** Begin **
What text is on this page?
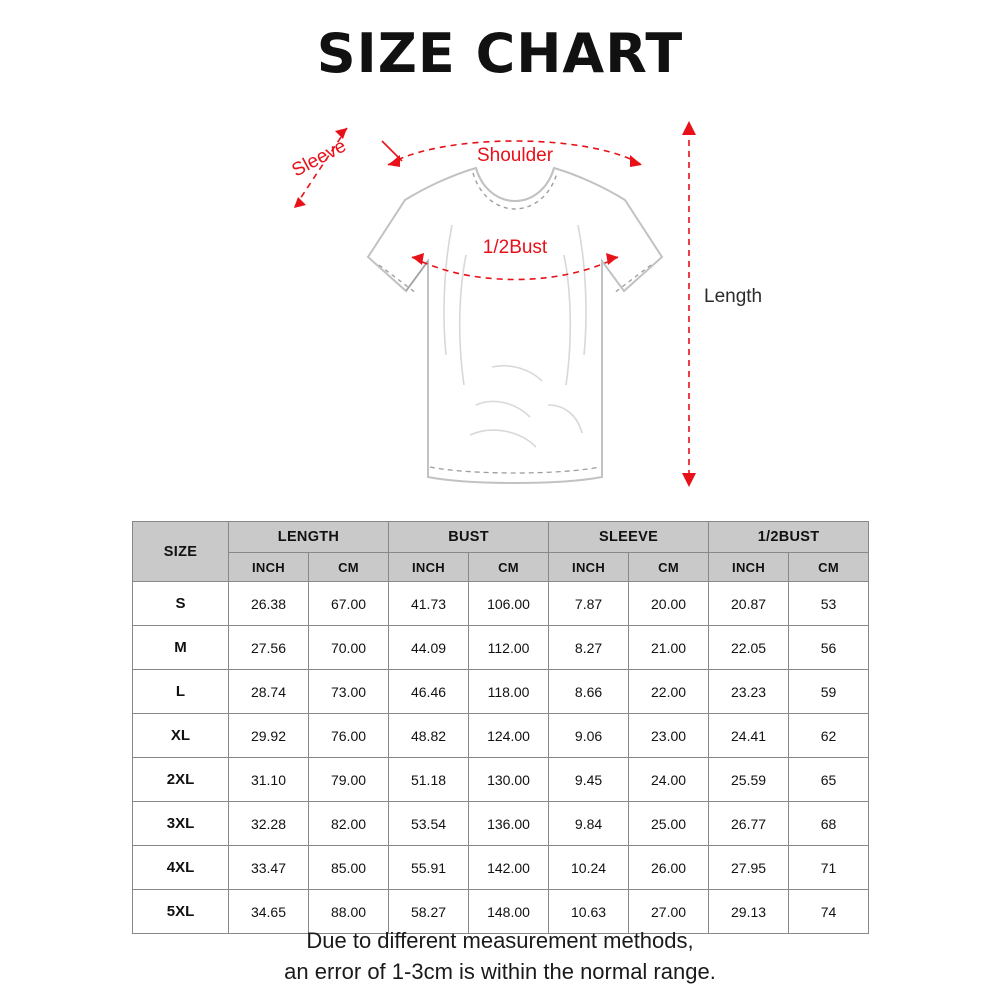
SIZE CHART
Shoulder
Sleeve
1/2Bust
Length
SIZE	LENGTH		BUST		SLEEVE		1/2BUST	
	INCH	CM	INCH	CM	INCH	CM	INCH	CM
S	26.38	67.00	41.73	106.00	7.87	20.00	20.87	53
M	27.56	70.00	44.09	112.00	8.27	21.00	22.05	56
L	28.74	73.00	46.46	118.00	8.66	22.00	23.23	59
XL	29.92	76.00	48.82	124.00	9.06	23.00	24.41	62
2XL	31.10	79.00	51.18	130.00	9.45	24.00	25.59	65
3XL	32.28	82.00	53.54	136.00	9.84	25.00	26.77	68
4XL	33.47	85.00	55.91	142.00	10.24	26.00	27.95	71
5XL	34.65	88.00	58.27	148.00	10.63	27.00	29.13	74
Due to different measurement methods,
an error of 1-3cm is within the normal range.
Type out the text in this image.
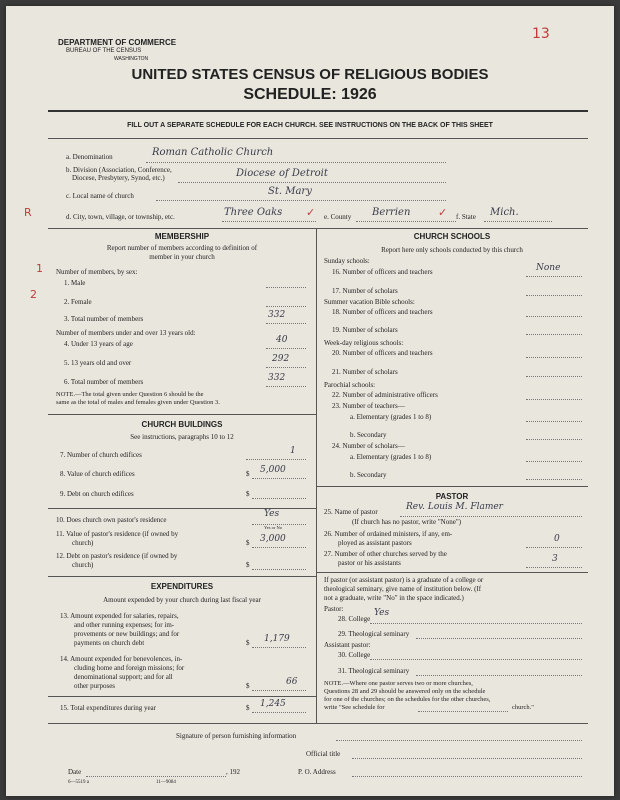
13
DEPARTMENT OF COMMERCE
BUREAU OF THE CENSUS
WASHINGTON
UNITED STATES CENSUS OF RELIGIOUS BODIES
SCHEDULE: 1926
FILL OUT A SEPARATE SCHEDULE FOR EACH CHURCH. SEE INSTRUCTIONS ON THE BACK OF THIS SHEET
R
1
2
a. Denomination	Roman Catholic Church
b. Division (Association, Conference,
Diocese, Presbytery, Synod, etc.)	Diocese of Detroit
c. Local name of church	St. Mary
d. City, town, village, or township, etc.	Three Oaks ✓ e. County Berrien	✓ f. State Mich.
MEMBERSHIP
Report number of members according to definition of
member in your church
Number of members, by sex:
1. Male
2. Female
3. Total number of members	332
Number of members under and over 13 years old:
4. Under 13 years of age	40
5. 13 years old and over	292
6. Total number of members	332
NOTE.—The total given under Question 6 should be the
same as the total of males and females given under Question 3.
CHURCH BUILDINGS
See instructions, paragraphs 10 to 12
7. Number of church edifices	1
8. Value of church edifices	$ 5,000
9. Debt on church edifices	$
10. Does church own pastor's residence
Yes
Yes or No
11. Value of pastor's residence (if owned by
church)	$ 3,000
12. Debt on pastor's residence (if owned by
church)	$
EXPENDITURES
Amount expended by your church during last fiscal year
13. Amount expended for salaries, repairs,
and other running expenses; for im-
provements or new buildings; and for
payments on church debt	$ 1,179
14. Amount expended for benevolences, in-
cluding home and foreign missions; for
denominational support; and for all
other purposes	$	66
15. Total expenditures during year	$ 1,245
CHURCH SCHOOLS
Report here only schools conducted by this church
Sunday schools:
16. Number of officers and teachers	None
17. Number of scholars
Summer vacation Bible schools:
18. Number of officers and teachers
19. Number of scholars
Week-day religious schools:
20. Number of officers and teachers
21. Number of scholars
Parochial schools:
22. Number of administrative officers
23. Number of teachers—
a. Elementary (grades 1 to 8)
b. Secondary
24. Number of scholars—
a. Elementary (grades 1 to 8)
b. Secondary
PASTOR
25. Name of pastor	Rev. Louis M. Flamer
(If church has no pastor, write "None")
26. Number of ordained ministers, if any, em-
ployed as assistant pastors	0
27. Number of other churches served by the
pastor or his assistants	3
If pastor (or assistant pastor) is a graduate of a college or
theological seminary, give name of institution below. (If
not a graduate, write "No" in the space indicated.)
Pastor:
28. College
Yes
29. Theological seminary
Assistant pastor:
30. College
31. Theological seminary
NOTE.—Where one pastor serves two or more churches,
Questions 28 and 29 should be answered only on the schedule
for one of the churches; on the schedules for the other churches,
write "See schedule for	church."
Signature of person furnishing information
Official title
Date	, 192	P. O. Address
6—5519 a	11—9084
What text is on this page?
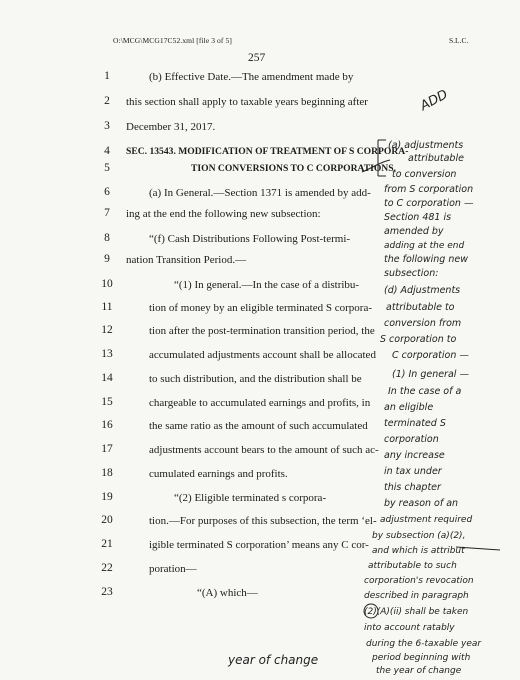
O:\MCG\MCG17C52.xml [file 3 of 5]	S.L.C.
257
1
2
3
4
5
6
7
8
9
10
11
12
13
14
15
16
17
18
19
20
21
22
23
(b) Effective Date.—The amendment made by
this section shall apply to taxable years beginning after
December 31, 2017.
SEC. 13543. MODIFICATION OF TREATMENT OF S CORPORA-
TION CONVERSIONS TO C CORPORATIONS.
(a) In General.—Section 1371 is amended by add-
ing at the end the following new subsection:
“(f) Cash Distributions Following Post-termi-
nation Transition Period.—
“(1) In general.—In the case of a distribu-
tion of money by an eligible terminated S corpora-
tion after the post-termination transition period, the
accumulated adjustments account shall be allocated
to such distribution, and the distribution shall be
chargeable to accumulated earnings and profits, in
the same ratio as the amount of such accumulated
adjustments account bears to the amount of such ac-
cumulated earnings and profits.
“(2) Eligible terminated s corpora-
tion.—For purposes of this subsection, the term ‘el-
igible terminated S corporation’ means any C cor-
poration—
“(A) which—
ADD
(a) adjustments
attributable
to conversion
from S corporation
to C corporation —
Section 481 is
amended by
adding at the end
the following new
subsection:
(d) Adjustments
attributable to
conversion from
S corporation to
C corporation —
(1) In general —
In the case of a
an eligible
terminated S
corporation
any increase
in tax under
this chapter
by reason of an
adjustment required
by subsection (a)(2),
and which is attribut
attributable to such
corporation's revocation
described in paragraph
(2)(A)(ii) shall be taken
into account ratably
during the 6-taxable year
period beginning with
the year of change
year of change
** End **
**What to produce**
In the records above, locate every line with the string "same" and copy it.

**Full response**
same as the total of males and females given under Question 3.
the same ratio as the amount of such accumulated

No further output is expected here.